Aim
Gather up the lines with the word "value" in them.
— Start Given records —
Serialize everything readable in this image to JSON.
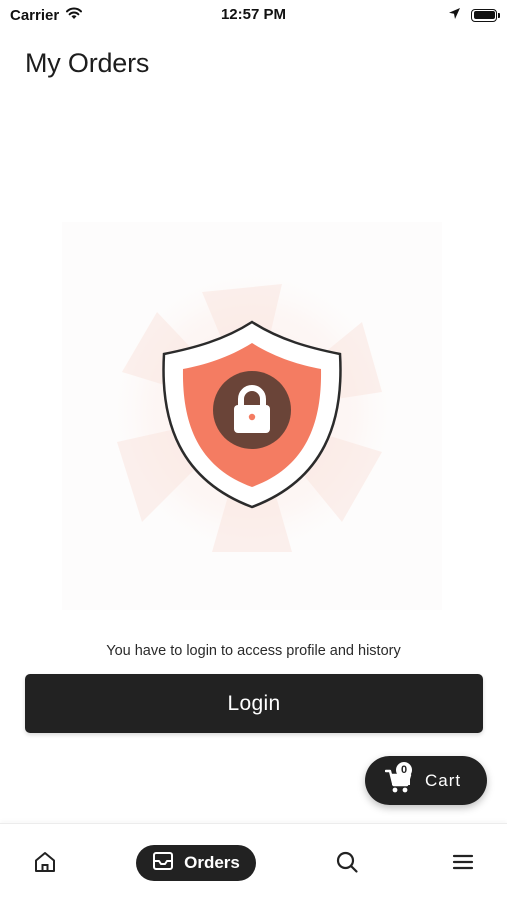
{
  "status_bar": {
    "carrier": "Carrier",
    "time": "12:57 PM"
  },
  "header": {
    "title": "My Orders"
  },
  "illustration": {
    "icon": "shield-lock-icon",
    "colors": {
      "shield_fill": "#f47c62",
      "lock_circle": "#6a4438",
      "outline": "#2b2b2b"
    }
  },
  "auth": {
    "message": "You have to login to access profile and history",
    "login_label": "Login"
  },
  "cart": {
    "count": "0",
    "label": "Cart"
  },
  "bottom_nav": {
    "items": [
      {
        "icon": "home-icon"
      },
      {
        "icon": "inbox-icon",
        "label": "Orders",
        "active": true
      },
      {
        "icon": "search-icon"
      },
      {
        "icon": "menu-icon"
      }
    ]
  },
  "colors": {
    "primary_dark": "#222222",
    "accent": "#f47c62"
  }
}
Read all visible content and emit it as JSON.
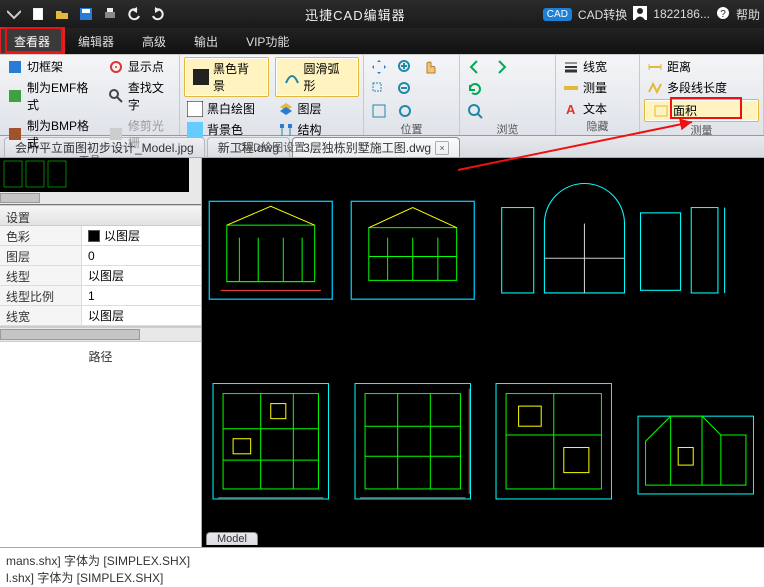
{
  "titlebar": {
    "app_title": "迅捷CAD编辑器",
    "cad_convert": "CAD转换",
    "user_id": "1822186...",
    "help": "帮助"
  },
  "menubar": {
    "items": [
      "查看器",
      "编辑器",
      "高级",
      "输出",
      "VIP功能"
    ]
  },
  "ribbon": {
    "group_tools": {
      "label": "工具",
      "items": [
        "切框架",
        "制为EMF格式",
        "制为BMP格式"
      ],
      "col2": [
        "显示点",
        "查找文字",
        "修剪光栅"
      ]
    },
    "group_draw": {
      "label": "CAD绘图设置",
      "items": [
        "黑色背景",
        "黑白绘图",
        "背景色"
      ],
      "col2": [
        "圆滑弧形",
        "图层",
        "结构"
      ]
    },
    "group_pos": {
      "label": "位置"
    },
    "group_browse": {
      "label": "浏览"
    },
    "group_hide": {
      "label": "隐藏",
      "items": [
        "线宽",
        "测量",
        "文本"
      ]
    },
    "group_measure": {
      "label": "测量",
      "items": [
        "距离",
        "多段线长度",
        "面积"
      ]
    }
  },
  "doctabs": {
    "tabs": [
      {
        "label": "会所平立面图初步设计_Model.jpg"
      },
      {
        "label": "新工程.dwg"
      },
      {
        "label": "3层独栋别墅施工图.dwg"
      }
    ]
  },
  "properties": {
    "header": "设置",
    "rows": [
      {
        "label": "色彩",
        "value": "以图层",
        "swatch": true
      },
      {
        "label": "图层",
        "value": "0"
      },
      {
        "label": "线型",
        "value": "以图层"
      },
      {
        "label": "线型比例",
        "value": "1"
      },
      {
        "label": "线宽",
        "value": "以图层"
      }
    ]
  },
  "path_panel": {
    "header": "路径"
  },
  "model_tab": "Model",
  "console": {
    "line1": "mans.shx] 字体为 [SIMPLEX.SHX]",
    "line2": "l.shx] 字体为 [SIMPLEX.SHX]"
  }
}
— End Given records —
Solution below
        "value": "以图层",
        "value": "0"
        "value": "以图层"
        "value": "1"
        "value": "以图层"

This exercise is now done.